----- Provided information

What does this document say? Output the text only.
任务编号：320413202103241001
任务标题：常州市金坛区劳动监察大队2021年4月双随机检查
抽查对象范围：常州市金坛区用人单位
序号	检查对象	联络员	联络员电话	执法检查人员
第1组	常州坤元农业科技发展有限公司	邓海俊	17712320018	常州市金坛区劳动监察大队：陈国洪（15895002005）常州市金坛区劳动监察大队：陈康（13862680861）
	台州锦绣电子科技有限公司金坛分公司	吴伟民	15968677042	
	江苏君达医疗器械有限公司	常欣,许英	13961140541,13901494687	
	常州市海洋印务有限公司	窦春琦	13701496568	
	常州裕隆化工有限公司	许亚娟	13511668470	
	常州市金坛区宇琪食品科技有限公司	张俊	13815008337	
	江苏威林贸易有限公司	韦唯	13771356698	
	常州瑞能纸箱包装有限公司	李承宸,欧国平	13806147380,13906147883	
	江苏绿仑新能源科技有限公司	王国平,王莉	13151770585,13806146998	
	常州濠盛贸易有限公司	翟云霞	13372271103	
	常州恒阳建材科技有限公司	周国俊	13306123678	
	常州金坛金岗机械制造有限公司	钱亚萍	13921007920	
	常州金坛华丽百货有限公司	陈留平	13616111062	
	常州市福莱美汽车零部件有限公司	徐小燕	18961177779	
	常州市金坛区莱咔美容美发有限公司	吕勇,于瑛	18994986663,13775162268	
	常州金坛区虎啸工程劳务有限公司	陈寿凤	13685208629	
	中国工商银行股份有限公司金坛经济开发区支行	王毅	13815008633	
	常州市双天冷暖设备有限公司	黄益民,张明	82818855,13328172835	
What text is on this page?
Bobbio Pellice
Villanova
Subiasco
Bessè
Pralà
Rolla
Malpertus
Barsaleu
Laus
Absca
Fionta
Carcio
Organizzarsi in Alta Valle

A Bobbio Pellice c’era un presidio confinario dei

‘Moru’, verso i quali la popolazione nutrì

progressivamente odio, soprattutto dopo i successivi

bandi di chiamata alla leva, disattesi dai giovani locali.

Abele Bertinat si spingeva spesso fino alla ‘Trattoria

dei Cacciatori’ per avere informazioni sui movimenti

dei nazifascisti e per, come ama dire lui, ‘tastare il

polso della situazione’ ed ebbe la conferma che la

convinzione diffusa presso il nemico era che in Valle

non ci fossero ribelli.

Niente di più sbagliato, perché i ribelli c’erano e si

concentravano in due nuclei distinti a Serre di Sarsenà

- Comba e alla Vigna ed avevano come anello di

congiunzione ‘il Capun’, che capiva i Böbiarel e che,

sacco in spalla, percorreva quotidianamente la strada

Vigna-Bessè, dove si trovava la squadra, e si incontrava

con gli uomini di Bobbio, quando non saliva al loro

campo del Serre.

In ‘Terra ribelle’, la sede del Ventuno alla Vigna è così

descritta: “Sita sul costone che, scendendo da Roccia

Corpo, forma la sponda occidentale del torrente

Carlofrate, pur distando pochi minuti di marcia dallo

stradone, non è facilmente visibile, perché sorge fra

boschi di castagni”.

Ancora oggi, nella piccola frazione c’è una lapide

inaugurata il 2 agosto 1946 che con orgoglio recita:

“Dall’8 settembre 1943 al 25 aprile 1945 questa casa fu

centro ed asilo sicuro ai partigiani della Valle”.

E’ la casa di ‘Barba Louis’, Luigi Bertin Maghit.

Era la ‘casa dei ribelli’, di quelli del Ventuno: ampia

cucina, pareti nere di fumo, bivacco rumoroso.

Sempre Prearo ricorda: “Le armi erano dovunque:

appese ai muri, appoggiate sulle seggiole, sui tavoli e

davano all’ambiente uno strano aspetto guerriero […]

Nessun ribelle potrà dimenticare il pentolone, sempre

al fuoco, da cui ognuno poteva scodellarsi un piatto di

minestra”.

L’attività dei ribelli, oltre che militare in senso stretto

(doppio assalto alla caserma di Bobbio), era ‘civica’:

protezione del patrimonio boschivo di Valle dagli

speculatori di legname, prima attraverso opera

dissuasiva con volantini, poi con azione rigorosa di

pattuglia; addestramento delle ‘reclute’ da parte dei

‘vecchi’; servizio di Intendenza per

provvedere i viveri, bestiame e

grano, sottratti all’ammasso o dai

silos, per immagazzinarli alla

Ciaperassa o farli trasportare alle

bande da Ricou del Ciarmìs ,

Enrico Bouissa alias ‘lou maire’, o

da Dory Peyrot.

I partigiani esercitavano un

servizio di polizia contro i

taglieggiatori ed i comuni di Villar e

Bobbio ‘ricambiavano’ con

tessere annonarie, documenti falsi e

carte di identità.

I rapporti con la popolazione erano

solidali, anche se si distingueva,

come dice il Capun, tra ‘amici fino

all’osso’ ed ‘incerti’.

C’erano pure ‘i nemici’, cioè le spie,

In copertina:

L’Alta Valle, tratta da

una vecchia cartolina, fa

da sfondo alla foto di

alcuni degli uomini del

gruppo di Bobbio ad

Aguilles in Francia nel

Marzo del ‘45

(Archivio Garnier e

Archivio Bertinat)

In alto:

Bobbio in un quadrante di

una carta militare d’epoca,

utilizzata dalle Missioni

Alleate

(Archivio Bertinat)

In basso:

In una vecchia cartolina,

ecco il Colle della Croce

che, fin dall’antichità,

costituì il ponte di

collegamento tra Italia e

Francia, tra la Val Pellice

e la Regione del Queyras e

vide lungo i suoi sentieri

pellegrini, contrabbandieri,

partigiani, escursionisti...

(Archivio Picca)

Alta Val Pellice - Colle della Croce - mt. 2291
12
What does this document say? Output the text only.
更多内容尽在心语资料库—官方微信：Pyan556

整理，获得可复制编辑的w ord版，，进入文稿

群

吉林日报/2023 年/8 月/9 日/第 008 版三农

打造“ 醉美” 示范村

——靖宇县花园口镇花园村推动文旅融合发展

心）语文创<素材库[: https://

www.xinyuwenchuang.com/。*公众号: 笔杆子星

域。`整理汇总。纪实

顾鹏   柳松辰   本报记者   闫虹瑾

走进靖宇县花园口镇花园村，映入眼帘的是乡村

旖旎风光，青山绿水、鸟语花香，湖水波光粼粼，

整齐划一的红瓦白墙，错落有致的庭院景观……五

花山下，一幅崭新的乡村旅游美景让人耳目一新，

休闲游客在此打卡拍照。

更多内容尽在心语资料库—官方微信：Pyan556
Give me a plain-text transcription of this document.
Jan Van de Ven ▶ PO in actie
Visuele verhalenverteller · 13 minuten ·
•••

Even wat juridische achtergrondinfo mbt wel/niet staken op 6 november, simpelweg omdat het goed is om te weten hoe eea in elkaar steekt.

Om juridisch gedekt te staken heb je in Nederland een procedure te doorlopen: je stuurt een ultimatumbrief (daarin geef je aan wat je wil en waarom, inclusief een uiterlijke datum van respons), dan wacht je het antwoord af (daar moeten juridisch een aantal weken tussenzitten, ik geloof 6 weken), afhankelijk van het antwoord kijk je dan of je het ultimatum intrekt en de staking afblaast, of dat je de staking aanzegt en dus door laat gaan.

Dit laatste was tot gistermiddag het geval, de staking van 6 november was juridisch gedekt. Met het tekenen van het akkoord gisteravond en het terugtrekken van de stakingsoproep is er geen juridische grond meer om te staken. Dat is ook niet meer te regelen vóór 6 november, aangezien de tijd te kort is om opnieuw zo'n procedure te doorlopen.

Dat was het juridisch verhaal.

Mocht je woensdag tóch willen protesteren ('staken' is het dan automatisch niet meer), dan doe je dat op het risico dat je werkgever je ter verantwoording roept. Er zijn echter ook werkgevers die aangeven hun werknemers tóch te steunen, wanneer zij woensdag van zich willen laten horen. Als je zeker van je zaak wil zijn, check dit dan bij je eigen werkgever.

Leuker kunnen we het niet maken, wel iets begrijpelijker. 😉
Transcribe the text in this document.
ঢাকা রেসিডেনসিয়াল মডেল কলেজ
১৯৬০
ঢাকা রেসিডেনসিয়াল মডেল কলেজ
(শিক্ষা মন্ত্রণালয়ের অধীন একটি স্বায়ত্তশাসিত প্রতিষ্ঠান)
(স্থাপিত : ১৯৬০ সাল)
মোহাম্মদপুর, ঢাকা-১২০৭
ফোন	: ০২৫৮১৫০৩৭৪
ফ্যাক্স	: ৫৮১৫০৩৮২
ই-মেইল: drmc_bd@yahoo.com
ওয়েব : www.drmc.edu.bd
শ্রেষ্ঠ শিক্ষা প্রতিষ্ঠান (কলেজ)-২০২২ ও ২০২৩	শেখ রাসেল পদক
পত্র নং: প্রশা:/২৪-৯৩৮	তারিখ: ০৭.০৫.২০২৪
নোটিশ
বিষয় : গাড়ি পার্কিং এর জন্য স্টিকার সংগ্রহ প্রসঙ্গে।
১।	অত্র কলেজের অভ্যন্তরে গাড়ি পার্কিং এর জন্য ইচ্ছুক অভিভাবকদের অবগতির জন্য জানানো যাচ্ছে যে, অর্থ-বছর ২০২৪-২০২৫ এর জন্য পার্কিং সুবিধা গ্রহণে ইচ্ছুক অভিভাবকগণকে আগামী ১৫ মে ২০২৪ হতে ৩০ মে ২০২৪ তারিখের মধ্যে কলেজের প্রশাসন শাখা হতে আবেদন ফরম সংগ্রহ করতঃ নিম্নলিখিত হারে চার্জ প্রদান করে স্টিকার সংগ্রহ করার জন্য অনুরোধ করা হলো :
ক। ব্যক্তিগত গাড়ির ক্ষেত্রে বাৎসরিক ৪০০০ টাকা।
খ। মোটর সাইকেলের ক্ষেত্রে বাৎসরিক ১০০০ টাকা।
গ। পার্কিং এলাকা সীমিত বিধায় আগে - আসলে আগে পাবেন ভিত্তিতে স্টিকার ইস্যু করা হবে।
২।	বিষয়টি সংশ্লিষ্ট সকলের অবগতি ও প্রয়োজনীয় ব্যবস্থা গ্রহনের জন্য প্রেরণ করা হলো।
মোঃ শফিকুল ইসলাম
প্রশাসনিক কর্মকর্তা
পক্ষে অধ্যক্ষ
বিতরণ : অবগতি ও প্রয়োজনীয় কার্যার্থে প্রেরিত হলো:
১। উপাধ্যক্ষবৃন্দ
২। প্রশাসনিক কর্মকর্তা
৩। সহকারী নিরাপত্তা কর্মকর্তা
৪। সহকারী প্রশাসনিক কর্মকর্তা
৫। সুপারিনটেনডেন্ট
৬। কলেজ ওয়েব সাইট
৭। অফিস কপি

----------

Stated problem:
Identify each line containing the string "Vigna" and copy it out.

Solution:
- Comba e alla Vigna ed avevano come anello di
Vigna-Bessè, dove si trovava la squadra, e si incontrava
In ‘Terra ribelle’, la sede del Ventuno alla Vigna è così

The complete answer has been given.